*SOBRE A TAREFA*: Extraia da notícia abaixo, sobre a doação de vacinas, todo o trecho que vai de "atualizado 12/05/2022 12:26" até "Câmara dos Deputados.", sem alterar nenhuma palavra.

*TEXTO DO DOCUMENTO*:
Senado aprova MP que autoriza doação humanitária de vacinas da Covid

A Medida Provisória 1.081/2021 vai a promulgação, uma vez que já recebeu aprovação na Câmara dos Deputados

atualizado 12/05/2022 12:26

Vacinação contra gripe e sarampo vai até o dia 03 de junhoGustavo Alcantara / Metropoles

O Senado Federal aprovou, na manhã desta quinta-feira (12/5), a Medida Provisória 1.081/2021, que autoriza o governo federal a doar, em caráter humanitário, vacinas contra a Covid-19 aos países mais afetados pela pandemia. A proposta vai a promulgação, uma vez que já recebeu aprovação na Câmara dos Deputados.

A matéria prevê que as doações ocorram por intermédio do Ministério da Saúde, sendo que as despesas do transporte dos imunizantes poderão correr por conta do país destinatário, de dotações orçamentárias do governo federal ou de outros colaboradores.

De acordo com a redação, a efetivação do processo de doação dependerá da manifestação de interesse e da anuência de recebimento pelo país beneficiado. Os imunizantes doados não acarretarão em prejuízo ao Plano Nacional de Operacionalização da Vacinação contra a Covid-19, conforme sustenta o Executivo federal.

O governo federal afirma que a falta de acesso justo e equitativo às vacinas contra a doença “dificulta a superação do cenário pandêmico mundial e das crises dele decorrentes”.

“Bem como favorece o surgimento de novas variantes do novo coronavírus. Argumenta-se que o atual cenário da vacinação no país permite ao Brasil colaborar, respeitada a priorização da vacinação da população brasileira, com campanhas de imunização de outros países que eventualmente se encontrem atrasadas, em caráter de cooperação humanitária internacional”, alega a Saúde.

A proposta foi relatada em plenário pelo senador Vanderlan Cardoso (PSD-GO). O parlamentar defendeu que a disponibilidade insuficiente de vacinas frente à alta demanda pelos imunizantes “criou um cenário de concorrência desenfreada entre praticamente todos os países”.

“Essa corrida fez com que os países mais ricos assinassem acordos de compra muito anteriormente à finalização do processo de desenvolvimento dos imunizantes, com pagamentos adiantados e em quantidades muito maiores que a necessidade de sua população”, criticou.

[Dados coletados]
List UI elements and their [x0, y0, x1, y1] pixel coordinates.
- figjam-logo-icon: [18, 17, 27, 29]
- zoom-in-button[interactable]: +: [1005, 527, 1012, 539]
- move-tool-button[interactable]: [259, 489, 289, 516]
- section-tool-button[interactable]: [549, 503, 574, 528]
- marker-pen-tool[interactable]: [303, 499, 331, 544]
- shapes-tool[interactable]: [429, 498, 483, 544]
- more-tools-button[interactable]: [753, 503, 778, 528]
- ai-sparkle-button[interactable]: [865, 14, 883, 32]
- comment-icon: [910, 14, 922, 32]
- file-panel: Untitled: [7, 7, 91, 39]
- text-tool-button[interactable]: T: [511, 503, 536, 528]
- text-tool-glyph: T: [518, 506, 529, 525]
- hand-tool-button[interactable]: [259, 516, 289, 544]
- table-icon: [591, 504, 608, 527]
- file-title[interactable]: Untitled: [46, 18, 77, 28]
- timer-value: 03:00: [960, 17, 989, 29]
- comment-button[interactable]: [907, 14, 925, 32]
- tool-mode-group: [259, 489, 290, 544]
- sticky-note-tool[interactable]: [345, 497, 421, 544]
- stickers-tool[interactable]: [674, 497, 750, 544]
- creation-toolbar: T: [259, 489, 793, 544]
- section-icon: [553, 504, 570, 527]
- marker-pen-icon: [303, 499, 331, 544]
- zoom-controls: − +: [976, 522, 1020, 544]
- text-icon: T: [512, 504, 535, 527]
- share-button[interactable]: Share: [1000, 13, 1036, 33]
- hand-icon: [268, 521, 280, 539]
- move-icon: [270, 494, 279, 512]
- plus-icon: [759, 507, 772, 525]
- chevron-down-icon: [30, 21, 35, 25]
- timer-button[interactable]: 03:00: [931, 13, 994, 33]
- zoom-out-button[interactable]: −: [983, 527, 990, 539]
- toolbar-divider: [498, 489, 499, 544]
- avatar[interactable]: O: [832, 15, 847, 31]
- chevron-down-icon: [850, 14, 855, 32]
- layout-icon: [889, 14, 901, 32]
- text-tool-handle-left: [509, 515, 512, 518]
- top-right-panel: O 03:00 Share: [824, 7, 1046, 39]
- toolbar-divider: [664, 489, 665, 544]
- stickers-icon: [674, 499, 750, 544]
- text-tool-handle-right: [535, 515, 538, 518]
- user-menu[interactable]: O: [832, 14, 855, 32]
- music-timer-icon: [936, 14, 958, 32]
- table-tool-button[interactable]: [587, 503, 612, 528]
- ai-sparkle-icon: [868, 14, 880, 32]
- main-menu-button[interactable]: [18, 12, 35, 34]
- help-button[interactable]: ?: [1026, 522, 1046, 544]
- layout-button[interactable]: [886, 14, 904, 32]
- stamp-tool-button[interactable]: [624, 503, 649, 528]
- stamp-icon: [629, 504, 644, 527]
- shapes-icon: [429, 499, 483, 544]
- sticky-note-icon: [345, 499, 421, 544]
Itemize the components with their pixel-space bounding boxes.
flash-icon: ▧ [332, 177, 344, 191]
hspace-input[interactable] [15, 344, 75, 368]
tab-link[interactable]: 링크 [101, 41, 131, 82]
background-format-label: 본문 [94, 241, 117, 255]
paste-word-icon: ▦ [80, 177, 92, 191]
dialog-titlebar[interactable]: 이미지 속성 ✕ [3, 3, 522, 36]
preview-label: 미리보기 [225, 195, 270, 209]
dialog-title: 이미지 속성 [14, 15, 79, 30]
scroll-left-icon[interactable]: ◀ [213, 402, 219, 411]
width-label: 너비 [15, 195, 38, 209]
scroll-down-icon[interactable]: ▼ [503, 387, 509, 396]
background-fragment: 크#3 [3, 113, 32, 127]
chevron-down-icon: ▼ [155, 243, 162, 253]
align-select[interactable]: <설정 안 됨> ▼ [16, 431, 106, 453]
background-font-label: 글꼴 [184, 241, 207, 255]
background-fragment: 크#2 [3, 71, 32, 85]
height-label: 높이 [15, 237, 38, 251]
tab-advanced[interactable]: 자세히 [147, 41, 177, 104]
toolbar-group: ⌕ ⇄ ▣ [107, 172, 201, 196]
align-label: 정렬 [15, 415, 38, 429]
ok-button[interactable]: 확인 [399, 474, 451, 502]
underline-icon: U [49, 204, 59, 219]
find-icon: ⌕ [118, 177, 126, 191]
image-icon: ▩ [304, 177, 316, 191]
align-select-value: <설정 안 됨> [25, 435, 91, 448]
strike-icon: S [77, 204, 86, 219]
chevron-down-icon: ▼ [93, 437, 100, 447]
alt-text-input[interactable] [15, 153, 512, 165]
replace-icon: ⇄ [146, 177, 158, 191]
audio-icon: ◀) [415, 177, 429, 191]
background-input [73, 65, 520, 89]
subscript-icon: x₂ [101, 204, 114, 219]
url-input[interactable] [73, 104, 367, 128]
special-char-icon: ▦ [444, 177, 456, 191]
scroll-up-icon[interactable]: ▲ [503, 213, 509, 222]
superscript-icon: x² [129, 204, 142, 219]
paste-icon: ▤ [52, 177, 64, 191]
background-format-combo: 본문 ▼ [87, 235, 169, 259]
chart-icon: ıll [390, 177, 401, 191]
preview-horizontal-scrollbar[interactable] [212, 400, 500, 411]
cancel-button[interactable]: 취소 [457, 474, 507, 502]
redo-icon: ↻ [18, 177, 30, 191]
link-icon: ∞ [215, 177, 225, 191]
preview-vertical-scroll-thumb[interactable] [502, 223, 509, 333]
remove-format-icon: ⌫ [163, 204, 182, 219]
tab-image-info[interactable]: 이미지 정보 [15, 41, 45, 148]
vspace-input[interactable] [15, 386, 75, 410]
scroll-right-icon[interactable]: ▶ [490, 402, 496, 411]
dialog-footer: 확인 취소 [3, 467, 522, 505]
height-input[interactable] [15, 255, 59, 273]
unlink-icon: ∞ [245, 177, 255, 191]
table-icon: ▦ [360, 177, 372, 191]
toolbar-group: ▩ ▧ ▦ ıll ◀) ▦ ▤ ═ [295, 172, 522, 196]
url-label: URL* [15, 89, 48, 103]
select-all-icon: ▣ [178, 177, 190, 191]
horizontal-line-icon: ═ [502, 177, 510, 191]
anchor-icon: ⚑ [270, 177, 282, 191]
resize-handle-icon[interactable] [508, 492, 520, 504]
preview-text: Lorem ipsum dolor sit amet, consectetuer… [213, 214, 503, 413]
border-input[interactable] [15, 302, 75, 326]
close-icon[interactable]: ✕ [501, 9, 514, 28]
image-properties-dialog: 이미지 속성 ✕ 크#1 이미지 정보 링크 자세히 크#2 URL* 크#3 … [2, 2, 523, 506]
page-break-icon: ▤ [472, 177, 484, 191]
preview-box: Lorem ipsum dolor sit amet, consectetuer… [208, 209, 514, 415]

*RESPOSTA AO PROBLEMA*:
atualizado 12/05/2022 12:26

Vacinação contra gripe e sarampo vai até o dia 03 de junhoGustavo Alcantara / Metropoles

O Senado Federal aprovou, na manhã desta quinta-feira (12/5), a Medida Provisória 1.081/2021, que autoriza o governo federal a doar, em caráter humanitário, vacinas contra a Covid-19 aos países mais afetados pela pandemia. A proposta vai a promulgação, uma vez que já recebeu aprovação na Câmara dos Deputados.